• **Task objective**
All of the data should be repeated exactly; pictures are not part of the copy.

• **Stored data**
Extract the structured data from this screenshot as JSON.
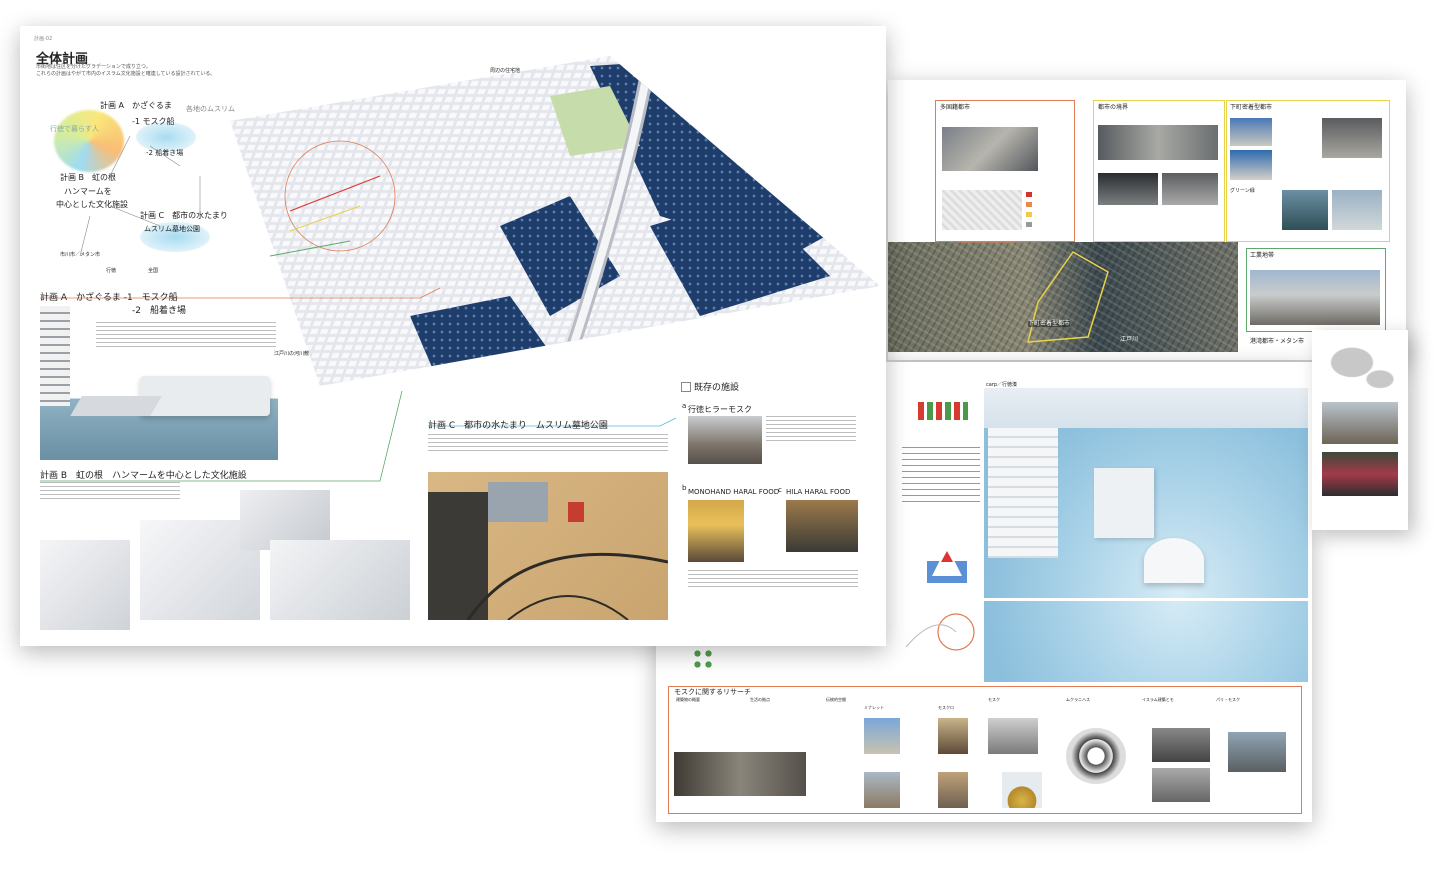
{
  "sheet_back": {
    "sec_tabuka": "多国籍都市",
    "sec_toshi_kyokai": "都市の境界",
    "sec_shitamachi": "下町密着型都市",
    "sec_kogyo": "工業地帯",
    "sec_koro": "港湾都市・メタン市",
    "label_boundary": "下町密着型都市",
    "label_edogawa": "江戸川",
    "label_green": "グリーン緑",
    "label_port": "工場の境",
    "label_kachi": "下町"
  },
  "sheet_mid": {
    "title_model": "carp／行徳湊",
    "research_title": "モスクに関するリサーチ",
    "research_col1": "建築物の概要",
    "research_col2": "生活の拠点",
    "research_col3": "伝統的空間",
    "research_col4": "ミナレット",
    "research_col5": "モスクロ",
    "research_col6": "モスク",
    "research_col7": "ムクラニハス",
    "research_col8": "イスラム建築とモ",
    "research_col9": "パリ・モスク"
  },
  "sheet_front": {
    "page_label": "計画-02",
    "title": "全体計画",
    "intro": "市街地は住区を分けたグラデーションで成り立つ。",
    "intro2": "これらの計画はやがて市内のイスラム文化施設と確連している設計されている。",
    "diagram": {
      "plan_a": "計画 A　かざぐるま",
      "plan_a_1": "-1 モスク船",
      "plan_a_2": "-2 船着き場",
      "local_muslim": "各地のムスリム",
      "visitors": "行徳で暮らす人",
      "plan_b": "計画 B　虹の根",
      "plan_b_sub1": "ハンマームを",
      "plan_b_sub2": "中心とした文化施設",
      "plan_c": "計画 C　都市の水たまり",
      "plan_c_sub": "ムスリム墓地公園",
      "bottom_left": "市川市／メタン市",
      "bottom_mid": "行徳",
      "bottom_right": "全国"
    },
    "section_a": {
      "title": "計画 A　かざぐるま -1　モスク船",
      "subtitle": "-2　船着き場"
    },
    "section_b": {
      "title": "計画 B　虹の根　ハンマームを中心とした文化施設"
    },
    "section_c": {
      "title": "計画 C　都市の水たまり　ムスリム墓地公園"
    },
    "existing": {
      "title": "既存の施設",
      "a_label": "a",
      "a_name": "行徳ヒラーモスク",
      "b_label": "b",
      "b_name": "MONOHAND HARAL FOOD",
      "c_label": "c",
      "c_name": "HILA HARAL FOOD"
    },
    "map_label_top": "周辺の住宅地",
    "map_label_left": "江戸川の河川敷"
  },
  "colors": {
    "orange_line": "#e07b52",
    "yellow_line": "#e8d24a",
    "green_line": "#5ea86a",
    "blue_city": "#1f3d6b",
    "map_bg": "#e4e6ec",
    "sand": "#d9b885"
  }
}
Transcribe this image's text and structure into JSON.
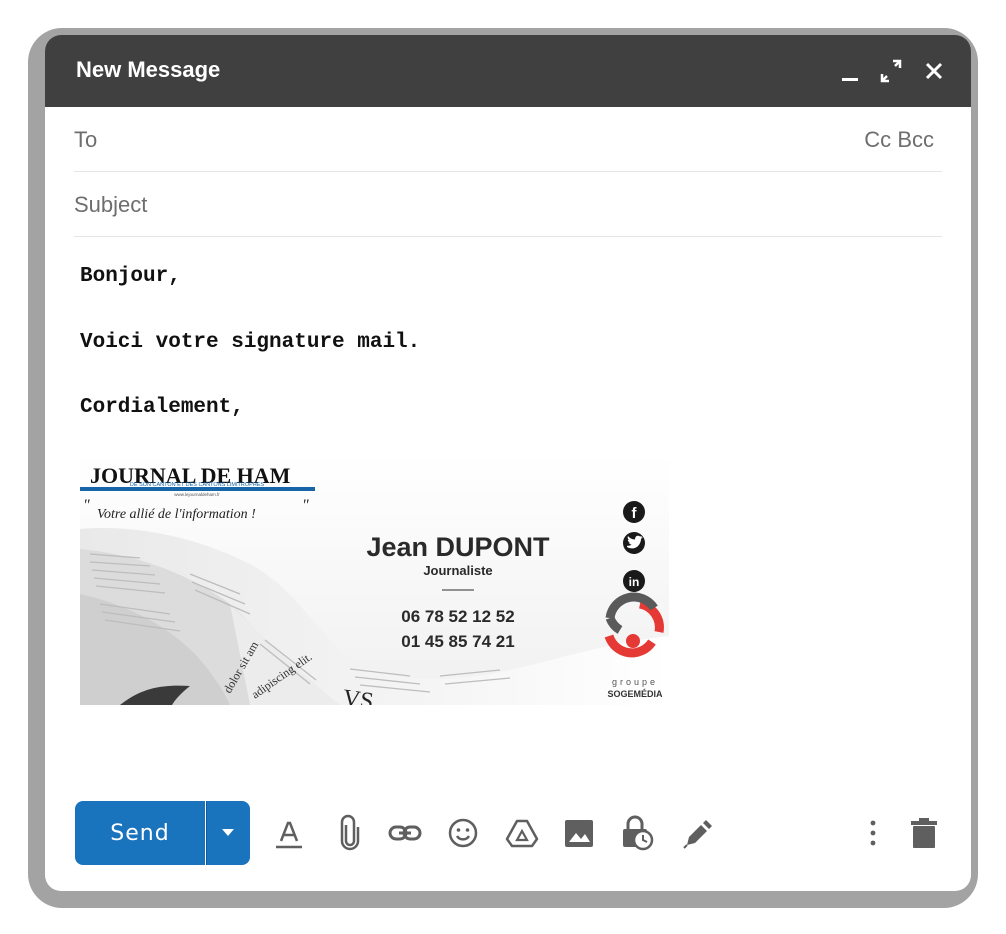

• **Written response**
Extract the structured data from this screenshot as JSON.
{
  "sheet_back": {
    "sec_tabuka": "多国籍都市",
    "sec_toshi_kyokai": "都市の境界",
    "sec_shitamachi": "下町密着型都市",
    "sec_kogyo": "工業地帯",
    "sec_koro": "港湾都市・メタン市",
    "label_boundary": "下町密着型都市",
    "label_edogawa": "江戸川",
    "label_green": "グリーン緑",
    "label_port": "工場の境",
    "label_kachi": "下町"
  },
  "sheet_mid": {
    "title_model": "carp／行徳湊",
    "research_title": "モスクに関するリサーチ",
    "research_col1": "建築物の概要",
    "research_col2": "生活の拠点",
    "research_col3": "伝統的空間",
    "research_col4": "ミナレット",
    "research_col5": "モスクロ",
    "research_col6": "モスク",
    "research_col7": "ムクラニハス",
    "research_col8": "イスラム建築とモ",
    "research_col9": "パリ・モスク"
  },
  "sheet_front": {
    "page_label": "計画-02",
    "title": "全体計画",
    "intro": "市街地は住区を分けたグラデーションで成り立つ。",
    "intro2": "これらの計画はやがて市内のイスラム文化施設と確連している設計されている。",
    "diagram": {
      "plan_a": "計画 A　かざぐるま",
      "plan_a_1": "-1 モスク船",
      "plan_a_2": "-2 船着き場",
      "local_muslim": "各地のムスリム",
      "visitors": "行徳で暮らす人",
      "plan_b": "計画 B　虹の根",
      "plan_b_sub1": "ハンマームを",
      "plan_b_sub2": "中心とした文化施設",
      "plan_c": "計画 C　都市の水たまり",
      "plan_c_sub": "ムスリム墓地公園",
      "bottom_left": "市川市／メタン市",
      "bottom_mid": "行徳",
      "bottom_right": "全国"
    },
    "section_a": {
      "title": "計画 A　かざぐるま -1　モスク船",
      "subtitle": "-2　船着き場"
    },
    "section_b": {
      "title": "計画 B　虹の根　ハンマームを中心とした文化施設"
    },
    "section_c": {
      "title": "計画 C　都市の水たまり　ムスリム墓地公園"
    },
    "existing": {
      "title": "既存の施設",
      "a_label": "a",
      "a_name": "行徳ヒラーモスク",
      "b_label": "b",
      "b_name": "MONOHAND HARAL FOOD",
      "c_label": "c",
      "c_name": "HILA HARAL FOOD"
    },
    "map_label_top": "周辺の住宅地",
    "map_label_left": "江戸川の河川敷"
  },
  "colors": {
    "orange_line": "#e07b52",
    "yellow_line": "#e8d24a",
    "green_line": "#5ea86a",
    "blue_city": "#1f3d6b",
    "map_bg": "#e4e6ec",
    "sand": "#d9b885"
  }
}
Transcribe this image's text and structure into JSON.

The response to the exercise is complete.